▸ Exercise task
Pick up the embassy cable on the Junbesh official's views of party reform and the presidential election, and continue it from its last sentence.

BEGIN Source document

DE RUEHBUL #0381/01 0530621
ZNR UUUUU ZZH
R 220621Z FEB 09
FM AMEMBASSY KABUL
TO RUEHC/SECSTATE WASHDC 7450
INFO RUCNAFG/AFGHANISTAN COLLECTIVE
UNCLAS KABUL 000381 
 
KABUL FOR USFOR-A COS 
DEPARTMENT FOR SCA/FO, SCA/A, EUR/RPM 
STATE PASS TO AID FOR ASIA/SCAA 
NSC FOR WOOD 
OSD FOR WILKES 
CG CJTF-101 POLAD 
 
SENSITIVE 
SIPDIS 
 
E.O. 12958: N/A 
TAGS: PGOV PREL KDEM AF
 
SUBJECT: JUNBESH OFFICIAL EXPOUNDS ON PARTY REFORM, PRESIDENTIAL 
ELECTION OUTLOOK 
 
SUMMARY 
------- 
1. (SBU) Junbesh party central committee head Sayed Noorullah 
discussed his recent public spat with General Dostum, internal party 
reform efforts, and the party's outlook for the upcoming 
presidential elections with State PRT officer.  Anti-reform elements 
within Junbesh, especially former military commanders, will slowly 
come around to seeing the advantages of party reforms, Noorullah 
predicted.  He envisaged that the three main contenders for the 
presidency will be President Karzai, former Interior Minister Ali 
Jalali, and former U.S. Ambassador Zalmay Khalilizad - all Pashtuns. 
 Junbesh's negotiations with the ethnic Hazara Wahdat party have hit 
a snag over which of their parties should nab the second 
vice-presidency should they reach a deal with one or more of the 
leading candidates.  Noorullah mentioned that he has rebuffed offers 
of support for Junbesh from Iranian government sources.  He believes 
Karzai should resign upon the expiration of his term in May but does 
not want a state of emergency declared in the country as a result. 
Noorullah also described the behind-the-scenes efforts by Labor and 
Social Affairs Minister Noor Qarqin to protect his own political 
future by manipulating the ethnic Turkmen vote. 
 
RELATIONS WITH DOSTUM STILL STRAINED 
------------------------------------ 
2. (SBU) A confident, relaxed Sayed Noorullah acknowledged to State 
PRT officer on February 11 that his dust-up with Dostum was the 
result of tensions that had been mounting between the two men after 
the party congress last spring.  According to Noorullah, Dostum is 
"not well" psychologically, and believes Noorullah is the architect 
of the plan to send Dostum to Turkey for alcoholism treatment. 
Asked whether he will have to tread more carefully in pushing his 
reform agenda, Noorullah observed that the Junbesh steering 
committee has come to realize that Junbesh cannot revolve forever 
around Dostum.  The steering committee will consult with Dostum, but 
not allow him alone to shape the party's destiny.  Noorullah said 
the Junbesh steering committee has come to understand how 
debilitating alcoholism has been to Dostum's judgment.  "Dostum's 
thinking is static.  We need dynamic changes within the party," he 
said.  Noorullah did not speculate on when Dostum might return to 
Afghanistan, but said he would come back "tomorrow" if the doctors 
let him, and if that were to happen, it would bring trouble.

END Source document
BEGIN Given data

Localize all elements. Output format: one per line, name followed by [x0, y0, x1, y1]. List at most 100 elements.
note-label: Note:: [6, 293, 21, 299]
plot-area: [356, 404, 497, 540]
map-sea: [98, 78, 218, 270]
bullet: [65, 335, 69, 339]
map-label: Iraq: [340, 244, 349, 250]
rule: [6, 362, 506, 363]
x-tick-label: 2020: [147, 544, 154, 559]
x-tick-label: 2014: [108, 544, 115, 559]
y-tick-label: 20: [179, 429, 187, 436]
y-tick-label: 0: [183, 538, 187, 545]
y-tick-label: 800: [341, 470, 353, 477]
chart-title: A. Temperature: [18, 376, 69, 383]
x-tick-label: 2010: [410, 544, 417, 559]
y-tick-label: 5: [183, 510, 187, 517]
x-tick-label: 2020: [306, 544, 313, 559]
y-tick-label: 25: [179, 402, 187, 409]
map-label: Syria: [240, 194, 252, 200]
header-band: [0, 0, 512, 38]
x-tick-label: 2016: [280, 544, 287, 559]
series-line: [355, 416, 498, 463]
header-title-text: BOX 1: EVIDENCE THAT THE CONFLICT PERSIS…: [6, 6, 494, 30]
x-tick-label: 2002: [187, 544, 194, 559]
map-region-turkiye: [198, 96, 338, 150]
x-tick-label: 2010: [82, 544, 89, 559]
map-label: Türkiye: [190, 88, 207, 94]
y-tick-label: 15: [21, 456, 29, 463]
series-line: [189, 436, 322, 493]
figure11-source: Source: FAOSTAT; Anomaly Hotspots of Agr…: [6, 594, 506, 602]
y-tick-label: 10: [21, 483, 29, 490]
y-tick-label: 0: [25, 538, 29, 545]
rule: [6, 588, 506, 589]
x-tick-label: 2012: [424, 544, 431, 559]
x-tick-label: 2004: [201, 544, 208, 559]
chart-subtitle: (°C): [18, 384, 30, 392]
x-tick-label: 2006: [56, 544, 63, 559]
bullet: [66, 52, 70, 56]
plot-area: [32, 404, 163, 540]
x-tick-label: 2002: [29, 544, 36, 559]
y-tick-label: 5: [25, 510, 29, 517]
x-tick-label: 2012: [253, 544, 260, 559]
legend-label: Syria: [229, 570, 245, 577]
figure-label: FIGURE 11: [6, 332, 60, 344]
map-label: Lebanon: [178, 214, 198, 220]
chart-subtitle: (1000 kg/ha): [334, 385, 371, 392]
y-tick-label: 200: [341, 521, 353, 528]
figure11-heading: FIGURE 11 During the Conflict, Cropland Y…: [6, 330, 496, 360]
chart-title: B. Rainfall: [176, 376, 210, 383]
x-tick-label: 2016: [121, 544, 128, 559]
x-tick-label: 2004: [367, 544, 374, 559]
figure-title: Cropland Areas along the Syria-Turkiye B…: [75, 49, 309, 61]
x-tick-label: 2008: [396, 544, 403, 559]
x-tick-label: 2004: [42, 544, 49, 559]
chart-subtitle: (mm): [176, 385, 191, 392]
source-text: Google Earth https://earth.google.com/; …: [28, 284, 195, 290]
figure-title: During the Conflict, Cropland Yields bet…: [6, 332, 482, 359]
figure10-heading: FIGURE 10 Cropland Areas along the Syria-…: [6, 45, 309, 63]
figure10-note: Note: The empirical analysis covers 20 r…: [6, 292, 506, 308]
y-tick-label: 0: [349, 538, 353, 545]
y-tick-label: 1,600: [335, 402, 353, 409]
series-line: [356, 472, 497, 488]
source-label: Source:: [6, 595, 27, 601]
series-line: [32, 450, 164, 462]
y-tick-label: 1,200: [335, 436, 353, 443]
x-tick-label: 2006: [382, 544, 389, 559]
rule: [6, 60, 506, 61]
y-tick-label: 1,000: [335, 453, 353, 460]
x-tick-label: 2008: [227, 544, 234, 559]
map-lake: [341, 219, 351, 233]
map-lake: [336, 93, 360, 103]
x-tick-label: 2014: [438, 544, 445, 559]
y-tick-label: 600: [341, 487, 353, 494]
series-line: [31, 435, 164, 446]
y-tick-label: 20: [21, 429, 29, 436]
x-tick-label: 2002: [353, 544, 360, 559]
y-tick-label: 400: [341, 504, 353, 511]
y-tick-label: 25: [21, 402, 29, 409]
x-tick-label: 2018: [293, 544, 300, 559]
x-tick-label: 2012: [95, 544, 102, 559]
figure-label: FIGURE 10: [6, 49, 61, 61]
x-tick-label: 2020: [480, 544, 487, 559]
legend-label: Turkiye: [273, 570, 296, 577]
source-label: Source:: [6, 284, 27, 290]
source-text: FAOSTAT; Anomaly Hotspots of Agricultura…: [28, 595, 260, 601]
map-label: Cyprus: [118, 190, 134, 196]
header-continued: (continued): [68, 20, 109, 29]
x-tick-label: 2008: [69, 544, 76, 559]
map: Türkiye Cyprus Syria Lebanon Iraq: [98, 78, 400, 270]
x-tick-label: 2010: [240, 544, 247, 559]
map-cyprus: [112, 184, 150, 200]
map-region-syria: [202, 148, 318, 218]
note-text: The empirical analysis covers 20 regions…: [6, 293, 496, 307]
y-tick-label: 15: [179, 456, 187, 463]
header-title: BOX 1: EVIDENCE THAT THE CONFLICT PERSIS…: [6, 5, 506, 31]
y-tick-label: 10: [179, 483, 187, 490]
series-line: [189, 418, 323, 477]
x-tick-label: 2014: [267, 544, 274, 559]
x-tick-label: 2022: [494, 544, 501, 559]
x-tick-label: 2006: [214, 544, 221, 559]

END Given data

▸ Answer to this task
NOORULLAH TRYING TO WIN OVER ANTAGONISTS WITHIN PARTY 
--------------------------------------------- -------- 
3. (SBU) Dostum has not been the only obstacle to reform; Junbesh's 
ex-commanders, particularly MPs from Faryab province like Fatiullah 
Khan and Ahmed Khan "Sarhowz," also have shown resistance to making 
the party more democratic.  "Junbesh is a party born of war, and 
many of the commanders still have that mentality," Noorullah 
explained.  He added that they feel "if Dostum's role is diminished, 
so will theirs be."  Calling the group of anti-reform elements in 
Junbesh who are opposed to his leadership "fanatics," Noorullah said 
that even some of its members, which he claims consists of 10-15 
young "hotheads" from Faryab, have softened their stance toward him 
lately.  As for the Junbesh MPs who refuse to buy in to the party's 
reform agenda, Junbesh will not support their parliamentary 
reelection bids next year.  Noorullah said he has been spending a 
lot of time meeting influential party members individually to 
explain the importance of the reform plans. "One way or another, 
they'll change eventually," he believes. 
 
JUNBESH'S OUTLOOK FOR THE ELECTIONS 
----------------------------------- 
4. (SBU) Junbesh is busy mobilizing its supporters but has not yet 
publicly settled on a candidate.  Noorullah described a few 
scenarios for his party in the upcoming presidential election.  In 
his opinion, the best course of action for Junbesh is to negotiate 
favorable terms independently with one or more candidates.  If that 
proves too difficult, Junbesh will try to conclude alliances with 
other parties and leverage its collective strength to cut deals with 
one or more candidates.  The third option for Junbesh is to run its 
own candidate, but Noorullah concedes that is unlikely to happen. 
Noorullah predicted the party will settle on a candidate within a 
month's time. 
 
SEEKING THE SECOND-VICE-PRESIDENCY 
---------------------------------- 
5. (SBU) Junbesh's main condition for lending its support to a 
candidate is receiving the second vice-presidency should that person 
win.  (Note: Noorullah, clearly expecting the next president to be a 
Pashtun, believes the first vice-presidency will be given to an 
ethnic Tajik.)  That remains the sticking point in Junbesh's talks 
with the ethnic Hazara Wahdat party, which is also eyeing the second 
 
vice-presidency as a pre-condition for its support.  Discussions 
with other parties, like the Afghan Millat party (Pashtun majority) 
are taking place at a low level.  Junbesh membership in the United 
National Front (UF) is a dead issue, as far as Noorullah is 
concerned.  Before his recent trip to Turkey to meet Dostum, 
Noorullah said he met with UF chairman Rabbani and told him not to 
count Junbesh as a UF member anymore, even though Junbesh may 
continue to attend UF meetings.  Noorullah suggested that Junbesh 
may even hold discussions with influential Jamiat party figure 
Governor Atta of Balkh province, noting what he called Atta's 
dissatisfaction with Rabbani's UF.  (Note:  Atta is his own man and 
has previously remarked to State PRT officer that he does not feel 
bound by decisions of the UF.)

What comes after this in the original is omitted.